(Figure contents as structured data)
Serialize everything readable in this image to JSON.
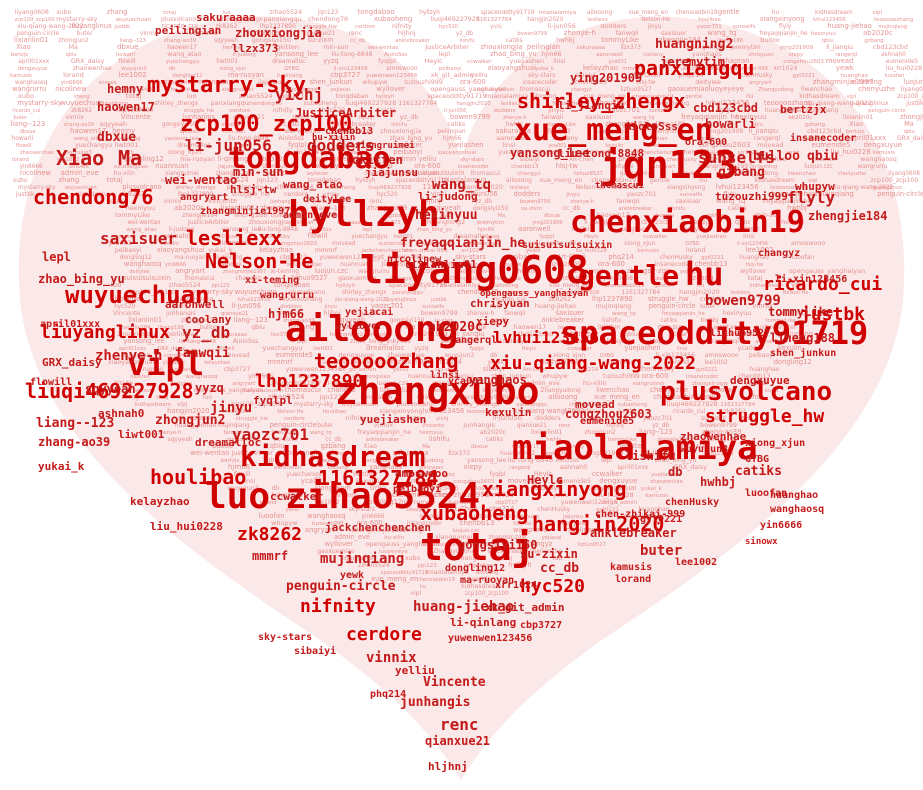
{
  "colors": {
    "word": "#d00000",
    "word_dim": "#c41a1a",
    "word_light": "#e07070",
    "heart_fill": "#fbe9e9",
    "background": "#ffffff"
  },
  "words": {
    "w01": "liyang0608",
    "w02": "xubo",
    "w03": "zhang",
    "w04": "totaj",
    "w05": "luo",
    "w06": "zihao5524",
    "w07": "jqn123",
    "w08": "tongdabao",
    "w09": "hyllzyh",
    "w10": "spaceoddity91719",
    "w11": "miaolalamiya",
    "w12": "ailooong",
    "w13": "xue_meng_en",
    "w14": "chenxiaobin19",
    "w15": "gentle",
    "w16": "hu",
    "w17": "kidhasdream",
    "w18": "vipl",
    "w19": "zcp100_zcp100",
    "w20": "mystarry-sky",
    "w21": "wuyuechuan",
    "w22": "plusvolcano",
    "w23": "shirley_zhengx",
    "w24": "panxiangqu",
    "w25": "chendong76",
    "w26": "xubaoheng",
    "w27": "liuqi469227928",
    "w28": "1161327784",
    "w29": "hangjin2020",
    "w30": "lesliexx",
    "w31": "Nelson-He",
    "w32": "houlibao",
    "w33": "xiangxinyong",
    "w34": "lvhui123456",
    "w35": "teooooozhang",
    "w36": "xiu-qiang-wang-2022",
    "w37": "liuyanglinux",
    "w38": "justbk",
    "w39": "ricardo_cui",
    "w40": "zk8262",
    "w41": "lhp1237890",
    "w42": "struggle_hw",
    "w43": "cerdore",
    "w44": "nifnity",
    "w45": "hyc520",
    "w46": "yichj",
    "w47": "li-jun056",
    "w48": "dodders",
    "w49": "jinyu",
    "w50": "yaozc701",
    "w51": "sunselfs",
    "w52": "flyly",
    "w53": "huang-jiehao",
    "w54": "mujinqiang",
    "w55": "penguin-circle",
    "w56": "buter",
    "w57": "vinnix",
    "w58": "Vincente",
    "w59": "junhangis",
    "w60": "qianxue21",
    "w61": "renc",
    "w62": "hljhnj",
    "w63": "yz_db",
    "w64": "bowen9799",
    "w65": "zhenye-h",
    "w66": "fanwqii",
    "w67": "saxisuer",
    "w68": "wang_tq",
    "w69": "freyaqqianjin_he",
    "w70": "hexinyuu",
    "w71": "ab2020c",
    "w72": "lixianlin01",
    "w73": "zhongjun2",
    "w74": "liang--123",
    "w75": "zhang-ao39",
    "w76": "sqyyeah",
    "w77": "gongsiyi150",
    "w78": "su-zixin",
    "w79": "cc_db",
    "w80": "anklebreaker",
    "w81": "lishifu",
    "w82": "catiks",
    "w83": "hwhbj",
    "w84": "tommyLike",
    "w85": "zhengjie184",
    "w86": "liheng188",
    "w87": "bulloo",
    "w88": "qbiu",
    "w89": "gzbang",
    "w90": "Xiao",
    "w91": "Ma",
    "w92": "dbxue",
    "w93": "haowen17",
    "w94": "hemny",
    "w95": "lqkitten",
    "w96": "min-sun",
    "w97": "wei-wentao",
    "w98": "JusticeArbiter",
    "w99": "zhouxiongjia",
    "w100": "peilingian",
    "w101": "sakuraaaa",
    "w102": "llzx373",
    "w103": "huangning2",
    "w104": "jeremytim",
    "w105": "ying201909",
    "w106": "li_jianqiu",
    "w107": "cbd123cbd",
    "w108": "bertzjx",
    "w109": "qbiu",
    "w110": "howarli",
    "w111": "wang_atao",
    "w112": "li-judong",
    "w113": "yansong_lee",
    "w114": "liu-tong-8848",
    "w115": "AioloSss",
    "w116": "lepl",
    "w117": "zhao_bing_yu",
    "w118": "hjm66",
    "w119": "aaronwell",
    "w120": "coolany",
    "w121": "yanghaos",
    "w122": "chrisyuan",
    "w123": "xiepy",
    "w124": "rangerql",
    "w125": "ashnah0",
    "w126": "april01xxx",
    "w127": "GRX_daisy",
    "w128": "flowill",
    "w129": "yuechangyu",
    "w130": "liwt001",
    "w131": "dreamalloc",
    "w132": "yyzq",
    "w133": "fyqlpl",
    "w134": "Heylc",
    "w135": "ccwalker",
    "w136": "yuejiashen",
    "w137": "linsi",
    "w138": "yca001",
    "w139": "kexulin",
    "w140": "lichaoran",
    "w141": "congzhou2603",
    "w142": "movead",
    "w143": "eumenide5",
    "w144": "dengxuyue",
    "w145": "zhaowenhae",
    "w146": "wuyujun3",
    "w147": "db",
    "w148": "xiong_xjun",
    "w149": "GYBG",
    "w150": "li-xin123456",
    "w151": "amoswooo",
    "w152": "peibaoyi",
    "w153": "xiaoyangshuai",
    "w154": "yukai_k",
    "w155": "kelayzhao",
    "w156": "mmmrf",
    "w157": "jackchenchenchen",
    "w158": "chen-zhikai-999",
    "w159": "xrr1024",
    "w160": "yewk",
    "w161": "liu_hui0228",
    "w162": "kamusis",
    "w163": "lorand",
    "w164": "lee1002",
    "w165": "dongling12",
    "w166": "ma-ruoyan",
    "w167": "li-qinlang",
    "w168": "cbp3727",
    "w169": "yuwenwen123456",
    "w170": "xk_git_admin",
    "w171": "yelliu",
    "w172": "sky-stars",
    "w173": "sibaiyi",
    "w174": "Art-Chen",
    "w175": "phq214",
    "w176": "chenHusky",
    "w177": "gyt0221",
    "w178": "huanghao",
    "w179": "luoofan",
    "w180": "wanghaosq",
    "w181": "yin6666",
    "w182": "sinowx",
    "w183": "sunzhongxiao",
    "w184": "nuannuan",
    "w185": "jiajunsu",
    "w186": "shen_junkun",
    "w187": "whupyw",
    "w188": "tuzouzhi999",
    "w189": "ora-600",
    "w190": "insanecoder",
    "w191": "chenbb13",
    "w192": "hlsj-tw",
    "w193": "deitylee",
    "w194": "angryart",
    "w195": "zhangminjie1997",
    "w196": "xi-teming",
    "w197": "luojun.czc",
    "w198": "wangrurru",
    "w199": "nicolinew",
    "w200": "admin_eve",
    "w201": "hu-xilin",
    "w202": "xiangruimei",
    "w203": "zhangsir-zgw",
    "w204": "yejiacai",
    "w205": "wyllover",
    "w206": "opengauss_yanghaiyan",
    "w207": "suisuisuisuixin",
    "w208": "thomascui",
    "w209": "changyz",
    "w210": "lizhuo9527",
    "w211": "gaoxuemiao",
    "w212": "luoyeyeye",
    "w213": "Zhangyudong",
    "w214": "liwenchao",
    "w215": "chenyuzhe"
  }
}
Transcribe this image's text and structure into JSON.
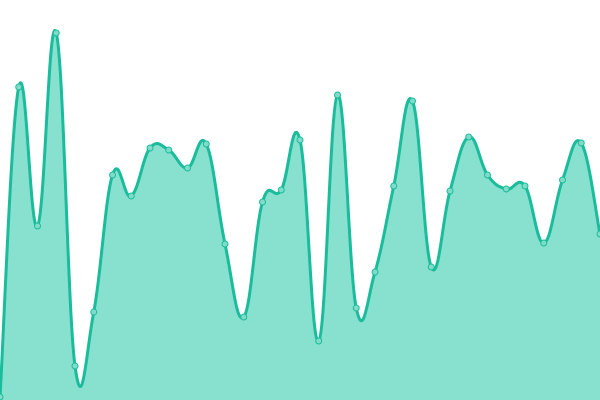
{
  "chart_data": {
    "type": "area",
    "smooth": true,
    "markers": true,
    "grid": false,
    "axes_visible": false,
    "legend": "none",
    "ylim": [
      0,
      400
    ],
    "x": [
      0,
      1,
      2,
      3,
      4,
      5,
      6,
      7,
      8,
      9,
      10,
      11,
      12,
      13,
      14,
      15,
      16,
      17,
      18,
      19,
      20,
      21,
      22,
      23,
      24,
      25,
      26,
      27,
      28,
      29,
      30,
      31,
      32
    ],
    "values": [
      3,
      313,
      174,
      367,
      34,
      88,
      225,
      204,
      252,
      250,
      232,
      256,
      156,
      83,
      198,
      210,
      260,
      59,
      305,
      92,
      128,
      214,
      299,
      133,
      209,
      263,
      225,
      211,
      214,
      157,
      220,
      257,
      166
    ],
    "colors": {
      "line": "#1abc9c",
      "fill": "#88e0cf",
      "marker_fill": "#7fdcc8",
      "marker_stroke": "#1abc9c"
    }
  }
}
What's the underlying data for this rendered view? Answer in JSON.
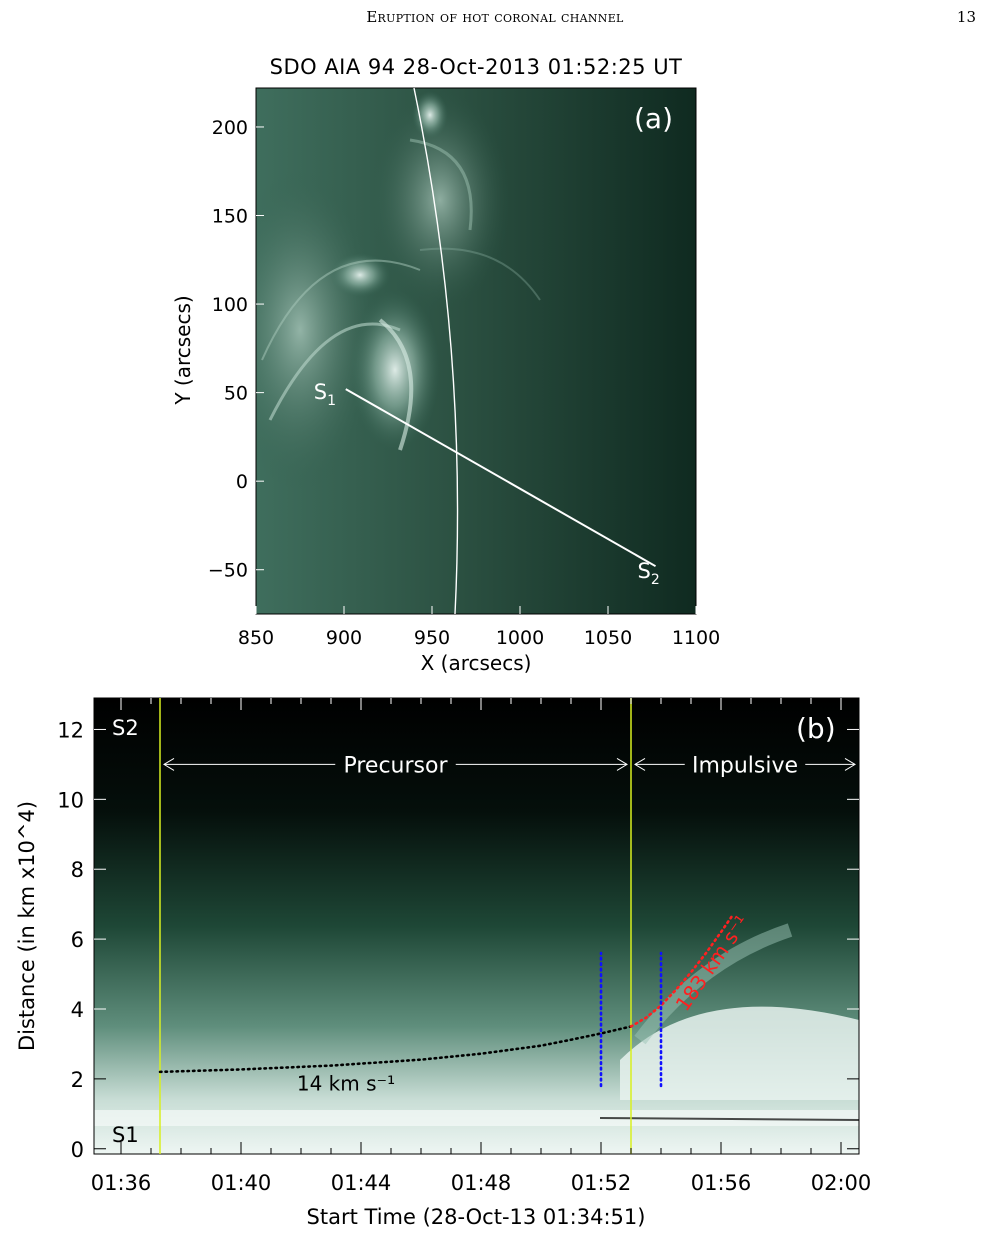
{
  "page": {
    "running_title": "Eruption of hot coronal channel",
    "page_number": "13"
  },
  "chart_data": [
    {
      "panel": "(a)",
      "type": "image",
      "title": "SDO AIA 94 28-Oct-2013 01:52:25 UT",
      "xlabel": "X (arcsecs)",
      "ylabel": "Y (arcsecs)",
      "xlim": [
        850,
        1100
      ],
      "ylim": [
        -75,
        222
      ],
      "xticks": [
        "850",
        "900",
        "950",
        "1000",
        "1050",
        "1100"
      ],
      "yticks": [
        "-50",
        "0",
        "50",
        "100",
        "150",
        "200"
      ],
      "slit": {
        "start_label": "S1",
        "end_label": "S2",
        "start": [
          901,
          52
        ],
        "end": [
          1077,
          -48
        ]
      },
      "limb_label": ""
    },
    {
      "panel": "(b)",
      "type": "line",
      "title": "",
      "xlabel": "Start Time (28-Oct-13 01:34:51)",
      "ylabel": "Distance (in km x10^4)",
      "xlim_min": [
        95.1,
        120.6
      ],
      "ylim": [
        -0.15,
        12.9
      ],
      "xticks": [
        {
          "min": 96,
          "label": "01:36"
        },
        {
          "min": 100,
          "label": "01:40"
        },
        {
          "min": 104,
          "label": "01:44"
        },
        {
          "min": 108,
          "label": "01:48"
        },
        {
          "min": 112,
          "label": "01:52"
        },
        {
          "min": 116,
          "label": "01:56"
        },
        {
          "min": 120,
          "label": "02:00"
        }
      ],
      "yticks": [
        0,
        2,
        4,
        6,
        8,
        10,
        12
      ],
      "phases": [
        {
          "label": "Precursor",
          "from_min": 97.3,
          "to_min": 113.0
        },
        {
          "label": "Impulsive",
          "from_min": 113.0,
          "to_min": 120.6
        }
      ],
      "phase_lines_min": [
        97.3,
        113.0
      ],
      "fits": [
        {
          "label": "14 km s⁻¹",
          "color": "#000000",
          "x_min": [
            97.3,
            100,
            103,
            106,
            108,
            110,
            111,
            112,
            113.0
          ],
          "y": [
            2.2,
            2.27,
            2.38,
            2.55,
            2.72,
            2.95,
            3.12,
            3.3,
            3.5
          ]
        },
        {
          "label": "183 km s⁻¹",
          "color": "#ff2020",
          "x_min": [
            113.0,
            113.5,
            114.0,
            114.5,
            115.0,
            115.5,
            116.0,
            116.4
          ],
          "y": [
            3.5,
            3.75,
            4.1,
            4.55,
            5.05,
            5.6,
            6.2,
            6.7
          ]
        }
      ],
      "markers_min": [
        {
          "x_min": 112.0,
          "y": [
            1.8,
            5.6
          ],
          "color": "#1010ff"
        },
        {
          "x_min": 114.0,
          "y": [
            1.8,
            5.6
          ],
          "color": "#1010ff"
        }
      ],
      "corner_labels": {
        "top": "S2",
        "bottom": "S1"
      },
      "panel_label": "(b)"
    }
  ]
}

→ **PROBLEM**
Check each line of the records above for the string "this", and report every line that has it.

→ **FULL ANSWER**
Serialize everything readable in this image to JSON.
Transcribe this image's text and structure into JSON.
What's the underlying data for this rendered view? Answer in JSON.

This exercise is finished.